◆ Material ◆
--- Start ---

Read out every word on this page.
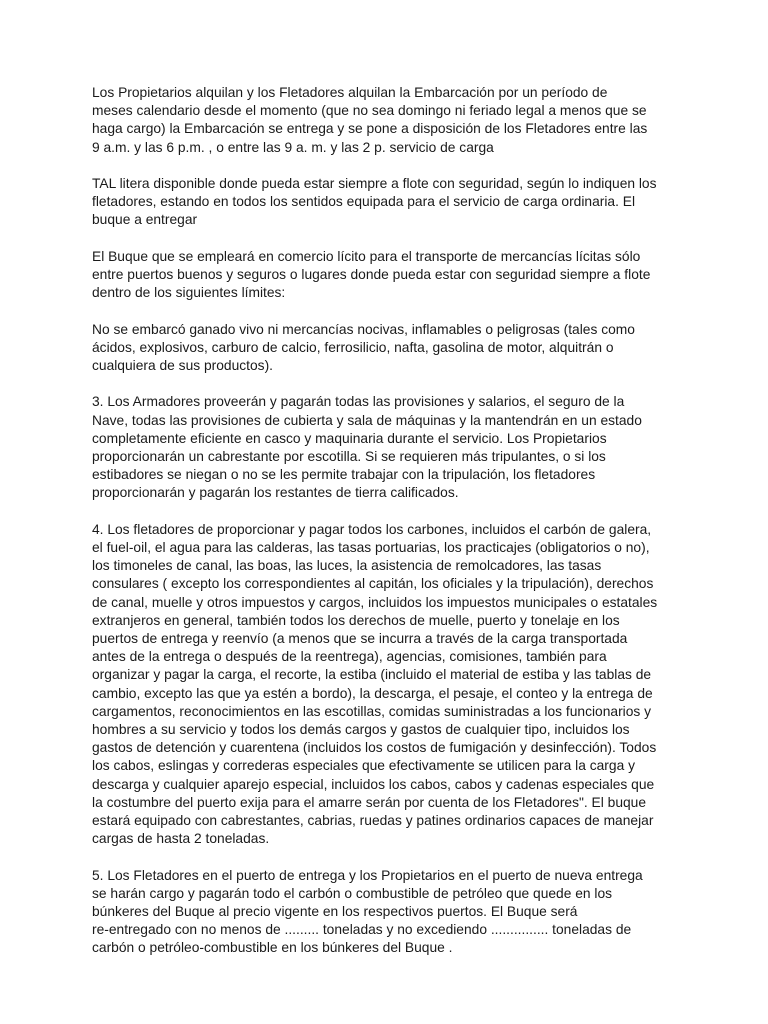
Los Propietarios alquilan y los Fletadores alquilan la Embarcación por un período de
meses calendario desde el momento (que no sea domingo ni feriado legal a menos que se
haga cargo) la Embarcación se entrega y se pone a disposición de los Fletadores entre las
9 a.m. y las 6 p.m. , o entre las 9 a. m. y las 2 p. servicio de carga

TAL litera disponible donde pueda estar siempre a flote con seguridad, según lo indiquen los
fletadores, estando en todos los sentidos equipada para el servicio de carga ordinaria. El
buque a entregar

El Buque que se empleará en comercio lícito para el transporte de mercancías lícitas sólo
entre puertos buenos y seguros o lugares donde pueda estar con seguridad siempre a flote
dentro de los siguientes límites:

No se embarcó ganado vivo ni mercancías nocivas, inflamables o peligrosas (tales como
ácidos, explosivos, carburo de calcio, ferrosilicio, nafta, gasolina de motor, alquitrán o
cualquiera de sus productos).

3. Los Armadores proveerán y pagarán todas las provisiones y salarios, el seguro de la
Nave, todas las provisiones de cubierta y sala de máquinas y la mantendrán en un estado
completamente eficiente en casco y maquinaria durante el servicio. Los Propietarios
proporcionarán un cabrestante por escotilla. Si se requieren más tripulantes, o si los
estibadores se niegan o no se les permite trabajar con la tripulación, los fletadores
proporcionarán y pagarán los restantes de tierra calificados.

4. Los fletadores de proporcionar y pagar todos los carbones, incluidos el carbón de galera,
el fuel-oil, el agua para las calderas, las tasas portuarias, los practicajes (obligatorios o no),
los timoneles de canal, las boas, las luces, la asistencia de remolcadores, las tasas
consulares ( excepto los correspondientes al capitán, los oficiales y la tripulación), derechos
de canal, muelle y otros impuestos y cargos, incluidos los impuestos municipales o estatales
extranjeros en general, también todos los derechos de muelle, puerto y tonelaje en los
puertos de entrega y reenvío (a menos que se incurra a través de la carga transportada
antes de la entrega o después de la reentrega), agencias, comisiones, también para
organizar y pagar la carga, el recorte, la estiba (incluido el material de estiba y las tablas de
cambio, excepto las que ya estén a bordo), la descarga, el pesaje, el conteo y la entrega de
cargamentos, reconocimientos en las escotillas, comidas suministradas a los funcionarios y
hombres a su servicio y todos los demás cargos y gastos de cualquier tipo, incluidos los
gastos de detención y cuarentena (incluidos los costos de fumigación y desinfección). Todos
los cabos, eslingas y correderas especiales que efectivamente se utilicen para la carga y
descarga y cualquier aparejo especial, incluidos los cabos, cabos y cadenas especiales que
la costumbre del puerto exija para el amarre serán por cuenta de los Fletadores". El buque
estará equipado con cabrestantes, cabrias, ruedas y patines ordinarios capaces de manejar
cargas de hasta 2 toneladas.

5. Los Fletadores en el puerto de entrega y los Propietarios en el puerto de nueva entrega
se harán cargo y pagarán todo el carbón o combustible de petróleo que quede en los
búnkeres del Buque al precio vigente en los respectivos puertos. El Buque será
re-entregado con no menos de ......... toneladas y no excediendo ............... toneladas de
carbón o petróleo-combustible en los búnkeres del Buque .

--- End ---

◆ Exercise aim ◆
Quote every record above exactly, leaving out the pictures.

◆ Response ◆
Read out every word on this page.
Los Propietarios alquilan y los Fletadores alquilan la Embarcación por un período de
meses calendario desde el momento (que no sea domingo ni feriado legal a menos que se
haga cargo) la Embarcación se entrega y se pone a disposición de los Fletadores entre las
9 a.m. y las 6 p.m. , o entre las 9 a. m. y las 2 p. servicio de carga

TAL litera disponible donde pueda estar siempre a flote con seguridad, según lo indiquen los
fletadores, estando en todos los sentidos equipada para el servicio de carga ordinaria. El
buque a entregar

El Buque que se empleará en comercio lícito para el transporte de mercancías lícitas sólo
entre puertos buenos y seguros o lugares donde pueda estar con seguridad siempre a flote
dentro de los siguientes límites:

No se embarcó ganado vivo ni mercancías nocivas, inflamables o peligrosas (tales como
ácidos, explosivos, carburo de calcio, ferrosilicio, nafta, gasolina de motor, alquitrán o
cualquiera de sus productos).

3. Los Armadores proveerán y pagarán todas las provisiones y salarios, el seguro de la
Nave, todas las provisiones de cubierta y sala de máquinas y la mantendrán en un estado
completamente eficiente en casco y maquinaria durante el servicio. Los Propietarios
proporcionarán un cabrestante por escotilla. Si se requieren más tripulantes, o si los
estibadores se niegan o no se les permite trabajar con la tripulación, los fletadores
proporcionarán y pagarán los restantes de tierra calificados.

4. Los fletadores de proporcionar y pagar todos los carbones, incluidos el carbón de galera,
el fuel-oil, el agua para las calderas, las tasas portuarias, los practicajes (obligatorios o no),
los timoneles de canal, las boas, las luces, la asistencia de remolcadores, las tasas
consulares ( excepto los correspondientes al capitán, los oficiales y la tripulación), derechos
de canal, muelle y otros impuestos y cargos, incluidos los impuestos municipales o estatales
extranjeros en general, también todos los derechos de muelle, puerto y tonelaje en los
puertos de entrega y reenvío (a menos que se incurra a través de la carga transportada
antes de la entrega o después de la reentrega), agencias, comisiones, también para
organizar y pagar la carga, el recorte, la estiba (incluido el material de estiba y las tablas de
cambio, excepto las que ya estén a bordo), la descarga, el pesaje, el conteo y la entrega de
cargamentos, reconocimientos en las escotillas, comidas suministradas a los funcionarios y
hombres a su servicio y todos los demás cargos y gastos de cualquier tipo, incluidos los
gastos de detención y cuarentena (incluidos los costos de fumigación y desinfección). Todos
los cabos, eslingas y correderas especiales que efectivamente se utilicen para la carga y
descarga y cualquier aparejo especial, incluidos los cabos, cabos y cadenas especiales que
la costumbre del puerto exija para el amarre serán por cuenta de los Fletadores". El buque
estará equipado con cabrestantes, cabrias, ruedas y patines ordinarios capaces de manejar
cargas de hasta 2 toneladas.

5. Los Fletadores en el puerto de entrega y los Propietarios en el puerto de nueva entrega
se harán cargo y pagarán todo el carbón o combustible de petróleo que quede en los
búnkeres del Buque al precio vigente en los respectivos puertos. El Buque será
re-entregado con no menos de ......... toneladas y no excediendo ............... toneladas de
carbón o petróleo-combustible en los búnkeres del Buque .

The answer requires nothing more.